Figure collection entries
+===+
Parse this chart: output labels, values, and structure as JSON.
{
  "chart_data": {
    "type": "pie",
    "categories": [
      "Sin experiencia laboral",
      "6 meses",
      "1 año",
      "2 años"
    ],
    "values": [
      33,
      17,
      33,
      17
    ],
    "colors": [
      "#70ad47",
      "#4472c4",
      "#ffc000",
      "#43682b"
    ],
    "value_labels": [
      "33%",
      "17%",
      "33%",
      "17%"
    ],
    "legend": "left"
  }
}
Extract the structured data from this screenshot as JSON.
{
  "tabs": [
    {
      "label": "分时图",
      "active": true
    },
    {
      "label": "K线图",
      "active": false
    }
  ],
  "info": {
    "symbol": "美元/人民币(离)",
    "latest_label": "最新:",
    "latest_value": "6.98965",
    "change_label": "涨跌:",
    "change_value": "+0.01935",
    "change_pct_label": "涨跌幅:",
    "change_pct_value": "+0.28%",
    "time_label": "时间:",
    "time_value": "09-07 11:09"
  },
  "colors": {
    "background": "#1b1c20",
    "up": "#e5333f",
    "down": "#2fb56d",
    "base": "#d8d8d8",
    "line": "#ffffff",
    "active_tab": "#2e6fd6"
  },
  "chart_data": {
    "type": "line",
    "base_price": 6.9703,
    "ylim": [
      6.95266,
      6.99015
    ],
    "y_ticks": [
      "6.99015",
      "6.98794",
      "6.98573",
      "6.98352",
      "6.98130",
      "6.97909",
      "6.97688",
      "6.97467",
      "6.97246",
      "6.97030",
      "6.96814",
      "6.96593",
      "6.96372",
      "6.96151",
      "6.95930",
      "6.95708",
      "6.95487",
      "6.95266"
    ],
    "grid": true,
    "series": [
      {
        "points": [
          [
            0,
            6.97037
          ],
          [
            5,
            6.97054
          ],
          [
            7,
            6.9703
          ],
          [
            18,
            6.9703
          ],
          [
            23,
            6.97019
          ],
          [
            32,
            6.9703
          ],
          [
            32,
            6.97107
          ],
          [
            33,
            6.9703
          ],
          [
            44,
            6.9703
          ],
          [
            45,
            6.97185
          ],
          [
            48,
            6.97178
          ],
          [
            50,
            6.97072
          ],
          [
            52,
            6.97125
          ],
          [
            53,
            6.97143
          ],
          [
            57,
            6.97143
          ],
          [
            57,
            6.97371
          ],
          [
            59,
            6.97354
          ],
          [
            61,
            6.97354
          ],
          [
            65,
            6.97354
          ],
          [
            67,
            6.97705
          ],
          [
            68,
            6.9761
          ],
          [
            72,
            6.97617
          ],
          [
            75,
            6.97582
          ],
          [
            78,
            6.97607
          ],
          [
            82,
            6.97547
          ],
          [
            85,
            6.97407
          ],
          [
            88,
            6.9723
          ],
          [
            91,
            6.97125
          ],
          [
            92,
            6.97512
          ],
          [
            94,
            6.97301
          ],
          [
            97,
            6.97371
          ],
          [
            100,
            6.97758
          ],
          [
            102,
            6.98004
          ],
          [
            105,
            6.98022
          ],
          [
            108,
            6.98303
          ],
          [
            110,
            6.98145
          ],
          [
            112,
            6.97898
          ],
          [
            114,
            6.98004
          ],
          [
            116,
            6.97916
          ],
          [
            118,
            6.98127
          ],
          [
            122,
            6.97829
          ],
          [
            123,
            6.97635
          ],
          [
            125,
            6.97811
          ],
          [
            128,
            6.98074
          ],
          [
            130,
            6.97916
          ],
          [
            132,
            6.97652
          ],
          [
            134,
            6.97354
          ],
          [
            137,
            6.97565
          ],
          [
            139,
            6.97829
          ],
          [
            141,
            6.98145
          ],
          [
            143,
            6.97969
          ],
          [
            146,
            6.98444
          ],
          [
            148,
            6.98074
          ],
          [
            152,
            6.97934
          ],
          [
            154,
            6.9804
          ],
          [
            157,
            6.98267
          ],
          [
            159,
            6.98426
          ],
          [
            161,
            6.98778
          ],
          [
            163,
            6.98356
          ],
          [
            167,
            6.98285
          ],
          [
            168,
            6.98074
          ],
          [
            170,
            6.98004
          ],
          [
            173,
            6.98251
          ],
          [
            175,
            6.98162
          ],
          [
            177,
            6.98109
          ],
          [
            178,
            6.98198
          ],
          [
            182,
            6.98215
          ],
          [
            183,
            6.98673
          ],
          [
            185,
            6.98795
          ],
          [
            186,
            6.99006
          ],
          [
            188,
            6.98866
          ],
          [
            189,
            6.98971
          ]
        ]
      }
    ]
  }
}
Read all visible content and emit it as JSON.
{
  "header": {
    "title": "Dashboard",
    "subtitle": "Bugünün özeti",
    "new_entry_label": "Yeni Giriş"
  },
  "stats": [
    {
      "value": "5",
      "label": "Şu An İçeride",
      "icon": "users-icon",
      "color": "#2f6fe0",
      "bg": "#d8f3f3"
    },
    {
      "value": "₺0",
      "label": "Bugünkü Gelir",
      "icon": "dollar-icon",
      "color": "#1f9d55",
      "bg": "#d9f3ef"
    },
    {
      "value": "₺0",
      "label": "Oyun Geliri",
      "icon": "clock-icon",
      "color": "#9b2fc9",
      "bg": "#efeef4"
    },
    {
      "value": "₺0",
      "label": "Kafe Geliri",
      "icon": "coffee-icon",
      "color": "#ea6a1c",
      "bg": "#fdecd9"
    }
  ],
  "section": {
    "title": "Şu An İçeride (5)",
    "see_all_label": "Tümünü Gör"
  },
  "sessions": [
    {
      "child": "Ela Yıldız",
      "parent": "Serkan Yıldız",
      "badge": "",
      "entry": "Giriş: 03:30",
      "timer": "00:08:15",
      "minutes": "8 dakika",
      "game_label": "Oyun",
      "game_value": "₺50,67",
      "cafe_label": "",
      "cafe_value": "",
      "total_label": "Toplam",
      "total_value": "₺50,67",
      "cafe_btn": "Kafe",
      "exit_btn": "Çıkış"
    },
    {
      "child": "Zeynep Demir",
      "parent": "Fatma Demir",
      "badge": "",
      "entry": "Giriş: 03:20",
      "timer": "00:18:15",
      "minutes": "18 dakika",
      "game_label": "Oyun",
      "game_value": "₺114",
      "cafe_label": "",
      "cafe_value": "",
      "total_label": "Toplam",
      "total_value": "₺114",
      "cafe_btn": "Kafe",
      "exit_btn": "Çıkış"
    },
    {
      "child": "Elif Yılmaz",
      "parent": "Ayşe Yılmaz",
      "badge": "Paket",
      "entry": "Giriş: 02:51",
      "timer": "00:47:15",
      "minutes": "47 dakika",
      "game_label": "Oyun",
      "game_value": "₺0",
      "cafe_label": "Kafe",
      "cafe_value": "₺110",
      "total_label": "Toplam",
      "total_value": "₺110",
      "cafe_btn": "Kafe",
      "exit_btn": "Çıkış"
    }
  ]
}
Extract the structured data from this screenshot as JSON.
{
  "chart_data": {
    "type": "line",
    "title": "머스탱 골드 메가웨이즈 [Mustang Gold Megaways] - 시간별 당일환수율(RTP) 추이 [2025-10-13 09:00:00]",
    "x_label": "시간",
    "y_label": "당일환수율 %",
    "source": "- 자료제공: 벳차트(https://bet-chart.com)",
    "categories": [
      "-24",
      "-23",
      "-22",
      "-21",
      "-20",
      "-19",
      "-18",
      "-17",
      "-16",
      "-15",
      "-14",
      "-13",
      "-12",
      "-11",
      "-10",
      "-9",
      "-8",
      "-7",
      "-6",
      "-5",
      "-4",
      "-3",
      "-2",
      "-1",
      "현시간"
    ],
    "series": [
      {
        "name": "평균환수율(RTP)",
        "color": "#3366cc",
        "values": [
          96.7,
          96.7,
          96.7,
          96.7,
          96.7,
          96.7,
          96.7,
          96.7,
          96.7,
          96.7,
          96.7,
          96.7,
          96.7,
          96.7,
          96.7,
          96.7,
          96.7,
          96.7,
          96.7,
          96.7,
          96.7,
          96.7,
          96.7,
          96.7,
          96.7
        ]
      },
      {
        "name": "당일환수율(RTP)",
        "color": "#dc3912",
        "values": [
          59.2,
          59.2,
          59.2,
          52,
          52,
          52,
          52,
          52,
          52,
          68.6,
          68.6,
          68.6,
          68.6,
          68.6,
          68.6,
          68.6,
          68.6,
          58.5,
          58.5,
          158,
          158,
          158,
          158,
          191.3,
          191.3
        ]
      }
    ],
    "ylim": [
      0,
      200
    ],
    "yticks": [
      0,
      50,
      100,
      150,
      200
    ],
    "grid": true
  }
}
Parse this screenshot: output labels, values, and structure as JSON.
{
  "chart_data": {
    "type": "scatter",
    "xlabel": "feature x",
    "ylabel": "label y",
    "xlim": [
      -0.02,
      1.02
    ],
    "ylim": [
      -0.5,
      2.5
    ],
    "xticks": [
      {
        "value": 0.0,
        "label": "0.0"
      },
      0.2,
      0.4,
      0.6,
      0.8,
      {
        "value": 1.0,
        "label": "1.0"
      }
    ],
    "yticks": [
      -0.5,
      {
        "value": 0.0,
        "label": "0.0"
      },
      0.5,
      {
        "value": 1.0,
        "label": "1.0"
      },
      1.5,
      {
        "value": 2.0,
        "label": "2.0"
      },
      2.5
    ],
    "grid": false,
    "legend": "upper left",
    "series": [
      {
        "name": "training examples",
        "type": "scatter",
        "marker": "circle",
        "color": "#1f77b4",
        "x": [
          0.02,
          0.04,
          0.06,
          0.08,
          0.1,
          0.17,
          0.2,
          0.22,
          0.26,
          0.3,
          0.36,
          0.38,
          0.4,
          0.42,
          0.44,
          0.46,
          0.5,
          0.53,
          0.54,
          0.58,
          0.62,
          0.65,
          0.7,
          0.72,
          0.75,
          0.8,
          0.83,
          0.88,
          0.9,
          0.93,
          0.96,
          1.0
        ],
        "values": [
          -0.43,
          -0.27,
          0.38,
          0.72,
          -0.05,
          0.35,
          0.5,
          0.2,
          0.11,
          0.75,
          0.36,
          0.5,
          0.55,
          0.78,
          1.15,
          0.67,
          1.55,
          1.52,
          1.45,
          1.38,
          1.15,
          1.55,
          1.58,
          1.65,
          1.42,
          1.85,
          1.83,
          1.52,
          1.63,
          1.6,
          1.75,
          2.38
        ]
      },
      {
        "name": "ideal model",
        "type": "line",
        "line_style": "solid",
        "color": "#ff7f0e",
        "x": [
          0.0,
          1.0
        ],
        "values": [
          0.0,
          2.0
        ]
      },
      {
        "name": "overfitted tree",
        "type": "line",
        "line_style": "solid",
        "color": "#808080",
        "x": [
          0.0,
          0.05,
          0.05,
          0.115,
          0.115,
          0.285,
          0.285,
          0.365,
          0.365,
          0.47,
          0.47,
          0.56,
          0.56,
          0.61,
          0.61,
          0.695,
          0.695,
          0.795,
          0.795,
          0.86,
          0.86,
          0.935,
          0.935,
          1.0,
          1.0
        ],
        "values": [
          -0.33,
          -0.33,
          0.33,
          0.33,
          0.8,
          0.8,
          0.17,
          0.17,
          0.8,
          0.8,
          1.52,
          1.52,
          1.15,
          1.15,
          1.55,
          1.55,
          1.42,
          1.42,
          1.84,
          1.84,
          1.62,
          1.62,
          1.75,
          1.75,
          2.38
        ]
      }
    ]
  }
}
+===+
- _YOUR OBJECTIVE_:
Gather every line from the entries above where the word "parent" appears, and copy them.

- _CORRECT ANSWER_:
      "parent": "Serkan Yıldız",
      "parent": "Fatma Demir",
      "parent": "Ayşe Yılmaz",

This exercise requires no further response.